#### [Extracted records]
_ _ _ _
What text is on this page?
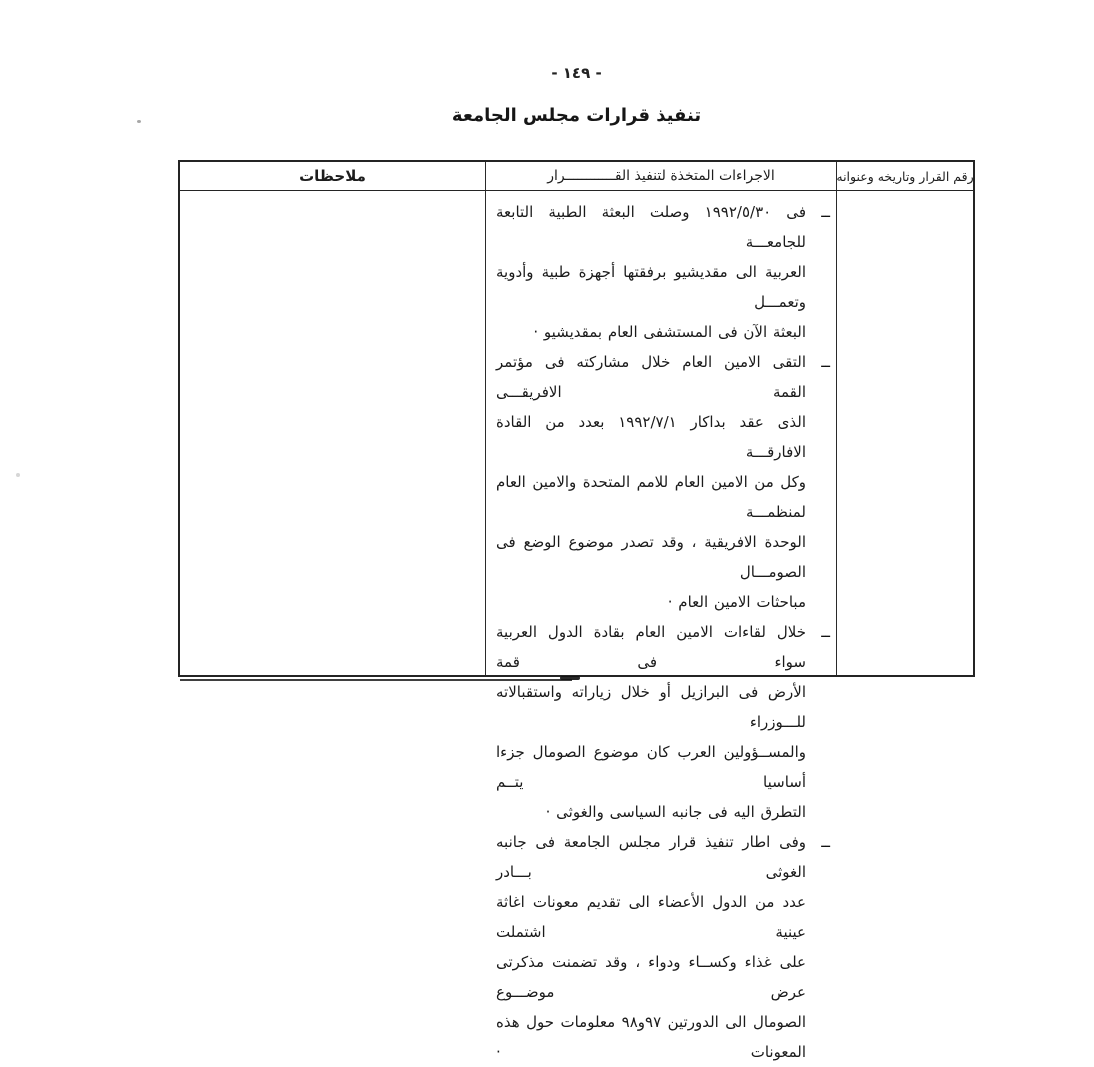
- ١٤٩ -
تنفيذ قرارات مجلس الجامعة
رقم القرار وتاريخه وعنوانه
الاجراءات المتخذة لتنفيذ القــــــــــــرار
ملاحظات
ــ
فى ١٩٩٢/٥/٣٠ وصلت البعثة الطبية التابعة للجامعـــة
العربية الى مقديشيو برفقتها أجهزة طبية وأدوية وتعمـــل
البعثة الآن فى المستشفى العام بمقديشيو ·
ــ
التقى الامين العام خلال مشاركته فى مؤتمر القمة الافريقـــى
الذى عقد بداكار ١٩٩٢/٧/١ بعدد من القادة الافارقـــة
وكل من الامين العام للامم المتحدة والامين العام لمنظمـــة
الوحدة الافريقية ، وقد تصدر موضوع الوضع فى الصومـــال
مباحثات الامين العام ·
ــ
خلال لقاءات الامين العام بقادة الدول العربية سواء فى قمة
الأرض فى البرازيل أو خلال زياراته واستقبالاته للـــوزراء
والمســؤولين العرب كان موضوع الصومال جزءا أساسيا يتــم
التطرق اليه فى جانبه السياسى والغوثى ·
ــ
وفى اطار تنفيذ قرار مجلس الجامعة فى جانبه الغوثى بـــادر
عدد من الدول الأعضاء الى تقديم معونات اغاثة عينية اشتملت
على غذاء وكســاء ودواء ، وقد تضمنت مذكرتى عرض موضـــوع
الصومال الى الدورتين ٩٧و٩٨ معلومات حول هذه المعونات ·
_ _ _ _
#### [STATED TASK]
Quote each entry above verbatim and drop the pictures.

#### [EXPECTED ANSWER]
What text is on this page?
- ١٤٩ -
تنفيذ قرارات مجلس الجامعة
رقم القرار وتاريخه وعنوانه
الاجراءات المتخذة لتنفيذ القــــــــــــرار
ملاحظات
ــ
فى ١٩٩٢/٥/٣٠ وصلت البعثة الطبية التابعة للجامعـــة
العربية الى مقديشيو برفقتها أجهزة طبية وأدوية وتعمـــل
البعثة الآن فى المستشفى العام بمقديشيو ·
ــ
التقى الامين العام خلال مشاركته فى مؤتمر القمة الافريقـــى
الذى عقد بداكار ١٩٩٢/٧/١ بعدد من القادة الافارقـــة
وكل من الامين العام للامم المتحدة والامين العام لمنظمـــة
الوحدة الافريقية ، وقد تصدر موضوع الوضع فى الصومـــال
مباحثات الامين العام ·
ــ
خلال لقاءات الامين العام بقادة الدول العربية سواء فى قمة
الأرض فى البرازيل أو خلال زياراته واستقبالاته للـــوزراء
والمســؤولين العرب كان موضوع الصومال جزءا أساسيا يتــم
التطرق اليه فى جانبه السياسى والغوثى ·
ــ
وفى اطار تنفيذ قرار مجلس الجامعة فى جانبه الغوثى بـــادر
عدد من الدول الأعضاء الى تقديم معونات اغاثة عينية اشتملت
على غذاء وكســاء ودواء ، وقد تضمنت مذكرتى عرض موضـــوع
الصومال الى الدورتين ٩٧و٩٨ معلومات حول هذه المعونات ·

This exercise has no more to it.